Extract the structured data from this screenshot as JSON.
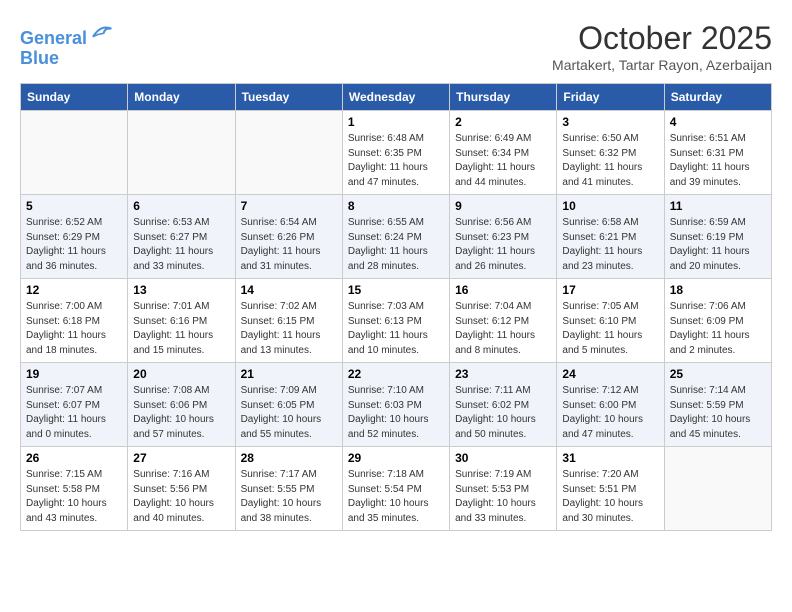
{
  "header": {
    "logo_line1": "General",
    "logo_line2": "Blue",
    "month_title": "October 2025",
    "subtitle": "Martakert, Tartar Rayon, Azerbaijan"
  },
  "days_of_week": [
    "Sunday",
    "Monday",
    "Tuesday",
    "Wednesday",
    "Thursday",
    "Friday",
    "Saturday"
  ],
  "weeks": [
    [
      {
        "day": "",
        "info": ""
      },
      {
        "day": "",
        "info": ""
      },
      {
        "day": "",
        "info": ""
      },
      {
        "day": "1",
        "info": "Sunrise: 6:48 AM\nSunset: 6:35 PM\nDaylight: 11 hours\nand 47 minutes."
      },
      {
        "day": "2",
        "info": "Sunrise: 6:49 AM\nSunset: 6:34 PM\nDaylight: 11 hours\nand 44 minutes."
      },
      {
        "day": "3",
        "info": "Sunrise: 6:50 AM\nSunset: 6:32 PM\nDaylight: 11 hours\nand 41 minutes."
      },
      {
        "day": "4",
        "info": "Sunrise: 6:51 AM\nSunset: 6:31 PM\nDaylight: 11 hours\nand 39 minutes."
      }
    ],
    [
      {
        "day": "5",
        "info": "Sunrise: 6:52 AM\nSunset: 6:29 PM\nDaylight: 11 hours\nand 36 minutes."
      },
      {
        "day": "6",
        "info": "Sunrise: 6:53 AM\nSunset: 6:27 PM\nDaylight: 11 hours\nand 33 minutes."
      },
      {
        "day": "7",
        "info": "Sunrise: 6:54 AM\nSunset: 6:26 PM\nDaylight: 11 hours\nand 31 minutes."
      },
      {
        "day": "8",
        "info": "Sunrise: 6:55 AM\nSunset: 6:24 PM\nDaylight: 11 hours\nand 28 minutes."
      },
      {
        "day": "9",
        "info": "Sunrise: 6:56 AM\nSunset: 6:23 PM\nDaylight: 11 hours\nand 26 minutes."
      },
      {
        "day": "10",
        "info": "Sunrise: 6:58 AM\nSunset: 6:21 PM\nDaylight: 11 hours\nand 23 minutes."
      },
      {
        "day": "11",
        "info": "Sunrise: 6:59 AM\nSunset: 6:19 PM\nDaylight: 11 hours\nand 20 minutes."
      }
    ],
    [
      {
        "day": "12",
        "info": "Sunrise: 7:00 AM\nSunset: 6:18 PM\nDaylight: 11 hours\nand 18 minutes."
      },
      {
        "day": "13",
        "info": "Sunrise: 7:01 AM\nSunset: 6:16 PM\nDaylight: 11 hours\nand 15 minutes."
      },
      {
        "day": "14",
        "info": "Sunrise: 7:02 AM\nSunset: 6:15 PM\nDaylight: 11 hours\nand 13 minutes."
      },
      {
        "day": "15",
        "info": "Sunrise: 7:03 AM\nSunset: 6:13 PM\nDaylight: 11 hours\nand 10 minutes."
      },
      {
        "day": "16",
        "info": "Sunrise: 7:04 AM\nSunset: 6:12 PM\nDaylight: 11 hours\nand 8 minutes."
      },
      {
        "day": "17",
        "info": "Sunrise: 7:05 AM\nSunset: 6:10 PM\nDaylight: 11 hours\nand 5 minutes."
      },
      {
        "day": "18",
        "info": "Sunrise: 7:06 AM\nSunset: 6:09 PM\nDaylight: 11 hours\nand 2 minutes."
      }
    ],
    [
      {
        "day": "19",
        "info": "Sunrise: 7:07 AM\nSunset: 6:07 PM\nDaylight: 11 hours\nand 0 minutes."
      },
      {
        "day": "20",
        "info": "Sunrise: 7:08 AM\nSunset: 6:06 PM\nDaylight: 10 hours\nand 57 minutes."
      },
      {
        "day": "21",
        "info": "Sunrise: 7:09 AM\nSunset: 6:05 PM\nDaylight: 10 hours\nand 55 minutes."
      },
      {
        "day": "22",
        "info": "Sunrise: 7:10 AM\nSunset: 6:03 PM\nDaylight: 10 hours\nand 52 minutes."
      },
      {
        "day": "23",
        "info": "Sunrise: 7:11 AM\nSunset: 6:02 PM\nDaylight: 10 hours\nand 50 minutes."
      },
      {
        "day": "24",
        "info": "Sunrise: 7:12 AM\nSunset: 6:00 PM\nDaylight: 10 hours\nand 47 minutes."
      },
      {
        "day": "25",
        "info": "Sunrise: 7:14 AM\nSunset: 5:59 PM\nDaylight: 10 hours\nand 45 minutes."
      }
    ],
    [
      {
        "day": "26",
        "info": "Sunrise: 7:15 AM\nSunset: 5:58 PM\nDaylight: 10 hours\nand 43 minutes."
      },
      {
        "day": "27",
        "info": "Sunrise: 7:16 AM\nSunset: 5:56 PM\nDaylight: 10 hours\nand 40 minutes."
      },
      {
        "day": "28",
        "info": "Sunrise: 7:17 AM\nSunset: 5:55 PM\nDaylight: 10 hours\nand 38 minutes."
      },
      {
        "day": "29",
        "info": "Sunrise: 7:18 AM\nSunset: 5:54 PM\nDaylight: 10 hours\nand 35 minutes."
      },
      {
        "day": "30",
        "info": "Sunrise: 7:19 AM\nSunset: 5:53 PM\nDaylight: 10 hours\nand 33 minutes."
      },
      {
        "day": "31",
        "info": "Sunrise: 7:20 AM\nSunset: 5:51 PM\nDaylight: 10 hours\nand 30 minutes."
      },
      {
        "day": "",
        "info": ""
      }
    ]
  ]
}
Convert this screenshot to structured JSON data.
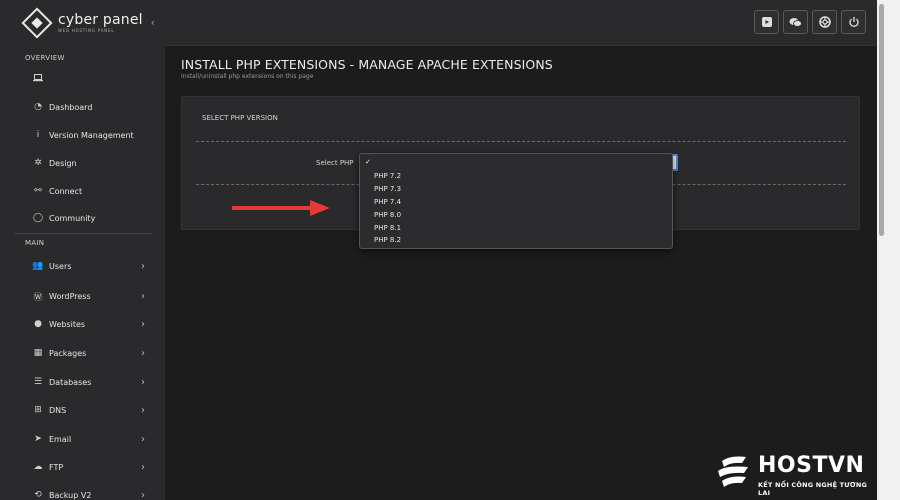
{
  "logo": {
    "title": "cyber panel",
    "subtitle": "WEB HOSTING PANEL"
  },
  "sidebar": {
    "collapse_icon": "chevron-left-icon",
    "overview_label": "OVERVIEW",
    "main_label": "MAIN",
    "overview_items": [
      {
        "label": "",
        "icon": "laptop-icon"
      },
      {
        "label": "Dashboard",
        "icon": "tachometer-icon"
      },
      {
        "label": "Version Management",
        "icon": "info-icon"
      },
      {
        "label": "Design",
        "icon": "cog-icon"
      },
      {
        "label": "Connect",
        "icon": "link-icon"
      },
      {
        "label": "Community",
        "icon": "chat-icon"
      }
    ],
    "main_items": [
      {
        "label": "Users",
        "icon": "users-icon"
      },
      {
        "label": "WordPress",
        "icon": "wordpress-icon"
      },
      {
        "label": "Websites",
        "icon": "globe-icon"
      },
      {
        "label": "Packages",
        "icon": "cubes-icon"
      },
      {
        "label": "Databases",
        "icon": "database-icon"
      },
      {
        "label": "DNS",
        "icon": "sitemap-icon"
      },
      {
        "label": "Email",
        "icon": "paper-plane-icon"
      },
      {
        "label": "FTP",
        "icon": "cloud-upload-icon"
      },
      {
        "label": "Backup V2",
        "icon": "backup-icon"
      }
    ]
  },
  "topbar": {
    "buttons": [
      "youtube-icon",
      "chat-icon",
      "support-icon",
      "power-icon"
    ]
  },
  "main": {
    "title": "INSTALL PHP EXTENSIONS - MANAGE APACHE EXTENSIONS",
    "subtitle": "Install/uninstall php extensions on this page",
    "panel_title": "SELECT PHP VERSION",
    "select_label": "Select PHP",
    "dropdown_check": "✓",
    "options": [
      "PHP 7.2",
      "PHP 7.3",
      "PHP 7.4",
      "PHP 8.0",
      "PHP 8.1",
      "PHP 8.2"
    ]
  },
  "brand": {
    "name": "HOSTVN",
    "tagline": "KẾT NỐI CÔNG NGHỆ TƯƠNG LAI"
  },
  "colors": {
    "sidebar": "#2a2a2c",
    "background": "#1c1c1d",
    "select_border": "#4c8ad6",
    "arrow": "#e53935"
  }
}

+++

Work to complete: Output every entry exactly as given; pictures are not part of the copy.

Written solution:
Extract the structured data from this screenshot as JSON.
{
  "header": {
    "logo_line1": "General",
    "logo_line2": "Blue",
    "month_title": "October 2025",
    "subtitle": "Martakert, Tartar Rayon, Azerbaijan"
  },
  "days_of_week": [
    "Sunday",
    "Monday",
    "Tuesday",
    "Wednesday",
    "Thursday",
    "Friday",
    "Saturday"
  ],
  "weeks": [
    [
      {
        "day": "",
        "info": ""
      },
      {
        "day": "",
        "info": ""
      },
      {
        "day": "",
        "info": ""
      },
      {
        "day": "1",
        "info": "Sunrise: 6:48 AM\nSunset: 6:35 PM\nDaylight: 11 hours\nand 47 minutes."
      },
      {
        "day": "2",
        "info": "Sunrise: 6:49 AM\nSunset: 6:34 PM\nDaylight: 11 hours\nand 44 minutes."
      },
      {
        "day": "3",
        "info": "Sunrise: 6:50 AM\nSunset: 6:32 PM\nDaylight: 11 hours\nand 41 minutes."
      },
      {
        "day": "4",
        "info": "Sunrise: 6:51 AM\nSunset: 6:31 PM\nDaylight: 11 hours\nand 39 minutes."
      }
    ],
    [
      {
        "day": "5",
        "info": "Sunrise: 6:52 AM\nSunset: 6:29 PM\nDaylight: 11 hours\nand 36 minutes."
      },
      {
        "day": "6",
        "info": "Sunrise: 6:53 AM\nSunset: 6:27 PM\nDaylight: 11 hours\nand 33 minutes."
      },
      {
        "day": "7",
        "info": "Sunrise: 6:54 AM\nSunset: 6:26 PM\nDaylight: 11 hours\nand 31 minutes."
      },
      {
        "day": "8",
        "info": "Sunrise: 6:55 AM\nSunset: 6:24 PM\nDaylight: 11 hours\nand 28 minutes."
      },
      {
        "day": "9",
        "info": "Sunrise: 6:56 AM\nSunset: 6:23 PM\nDaylight: 11 hours\nand 26 minutes."
      },
      {
        "day": "10",
        "info": "Sunrise: 6:58 AM\nSunset: 6:21 PM\nDaylight: 11 hours\nand 23 minutes."
      },
      {
        "day": "11",
        "info": "Sunrise: 6:59 AM\nSunset: 6:19 PM\nDaylight: 11 hours\nand 20 minutes."
      }
    ],
    [
      {
        "day": "12",
        "info": "Sunrise: 7:00 AM\nSunset: 6:18 PM\nDaylight: 11 hours\nand 18 minutes."
      },
      {
        "day": "13",
        "info": "Sunrise: 7:01 AM\nSunset: 6:16 PM\nDaylight: 11 hours\nand 15 minutes."
      },
      {
        "day": "14",
        "info": "Sunrise: 7:02 AM\nSunset: 6:15 PM\nDaylight: 11 hours\nand 13 minutes."
      },
      {
        "day": "15",
        "info": "Sunrise: 7:03 AM\nSunset: 6:13 PM\nDaylight: 11 hours\nand 10 minutes."
      },
      {
        "day": "16",
        "info": "Sunrise: 7:04 AM\nSunset: 6:12 PM\nDaylight: 11 hours\nand 8 minutes."
      },
      {
        "day": "17",
        "info": "Sunrise: 7:05 AM\nSunset: 6:10 PM\nDaylight: 11 hours\nand 5 minutes."
      },
      {
        "day": "18",
        "info": "Sunrise: 7:06 AM\nSunset: 6:09 PM\nDaylight: 11 hours\nand 2 minutes."
      }
    ],
    [
      {
        "day": "19",
        "info": "Sunrise: 7:07 AM\nSunset: 6:07 PM\nDaylight: 11 hours\nand 0 minutes."
      },
      {
        "day": "20",
        "info": "Sunrise: 7:08 AM\nSunset: 6:06 PM\nDaylight: 10 hours\nand 57 minutes."
      },
      {
        "day": "21",
        "info": "Sunrise: 7:09 AM\nSunset: 6:05 PM\nDaylight: 10 hours\nand 55 minutes."
      },
      {
        "day": "22",
        "info": "Sunrise: 7:10 AM\nSunset: 6:03 PM\nDaylight: 10 hours\nand 52 minutes."
      },
      {
        "day": "23",
        "info": "Sunrise: 7:11 AM\nSunset: 6:02 PM\nDaylight: 10 hours\nand 50 minutes."
      },
      {
        "day": "24",
        "info": "Sunrise: 7:12 AM\nSunset: 6:00 PM\nDaylight: 10 hours\nand 47 minutes."
      },
      {
        "day": "25",
        "info": "Sunrise: 7:14 AM\nSunset: 5:59 PM\nDaylight: 10 hours\nand 45 minutes."
      }
    ],
    [
      {
        "day": "26",
        "info": "Sunrise: 7:15 AM\nSunset: 5:58 PM\nDaylight: 10 hours\nand 43 minutes."
      },
      {
        "day": "27",
        "info": "Sunrise: 7:16 AM\nSunset: 5:56 PM\nDaylight: 10 hours\nand 40 minutes."
      },
      {
        "day": "28",
        "info": "Sunrise: 7:17 AM\nSunset: 5:55 PM\nDaylight: 10 hours\nand 38 minutes."
      },
      {
        "day": "29",
        "info": "Sunrise: 7:18 AM\nSunset: 5:54 PM\nDaylight: 10 hours\nand 35 minutes."
      },
      {
        "day": "30",
        "info": "Sunrise: 7:19 AM\nSunset: 5:53 PM\nDaylight: 10 hours\nand 33 minutes."
      },
      {
        "day": "31",
        "info": "Sunrise: 7:20 AM\nSunset: 5:51 PM\nDaylight: 10 hours\nand 30 minutes."
      },
      {
        "day": "",
        "info": ""
      }
    ]
  ]
}
Convert this screenshot to structured JSON data.
{
  "logo": {
    "title": "cyber panel",
    "subtitle": "WEB HOSTING PANEL"
  },
  "sidebar": {
    "collapse_icon": "chevron-left-icon",
    "overview_label": "OVERVIEW",
    "main_label": "MAIN",
    "overview_items": [
      {
        "label": "",
        "icon": "laptop-icon"
      },
      {
        "label": "Dashboard",
        "icon": "tachometer-icon"
      },
      {
        "label": "Version Management",
        "icon": "info-icon"
      },
      {
        "label": "Design",
        "icon": "cog-icon"
      },
      {
        "label": "Connect",
        "icon": "link-icon"
      },
      {
        "label": "Community",
        "icon": "chat-icon"
      }
    ],
    "main_items": [
      {
        "label": "Users",
        "icon": "users-icon"
      },
      {
        "label": "WordPress",
        "icon": "wordpress-icon"
      },
      {
        "label": "Websites",
        "icon": "globe-icon"
      },
      {
        "label": "Packages",
        "icon": "cubes-icon"
      },
      {
        "label": "Databases",
        "icon": "database-icon"
      },
      {
        "label": "DNS",
        "icon": "sitemap-icon"
      },
      {
        "label": "Email",
        "icon": "paper-plane-icon"
      },
      {
        "label": "FTP",
        "icon": "cloud-upload-icon"
      },
      {
        "label": "Backup V2",
        "icon": "backup-icon"
      }
    ]
  },
  "topbar": {
    "buttons": [
      "youtube-icon",
      "chat-icon",
      "support-icon",
      "power-icon"
    ]
  },
  "main": {
    "title": "INSTALL PHP EXTENSIONS - MANAGE APACHE EXTENSIONS",
    "subtitle": "Install/uninstall php extensions on this page",
    "panel_title": "SELECT PHP VERSION",
    "select_label": "Select PHP",
    "dropdown_check": "✓",
    "options": [
      "PHP 7.2",
      "PHP 7.3",
      "PHP 7.4",
      "PHP 8.0",
      "PHP 8.1",
      "PHP 8.2"
    ]
  },
  "brand": {
    "name": "HOSTVN",
    "tagline": "KẾT NỐI CÔNG NGHỆ TƯƠNG LAI"
  },
  "colors": {
    "sidebar": "#2a2a2c",
    "background": "#1c1c1d",
    "select_border": "#4c8ad6",
    "arrow": "#e53935"
  }
}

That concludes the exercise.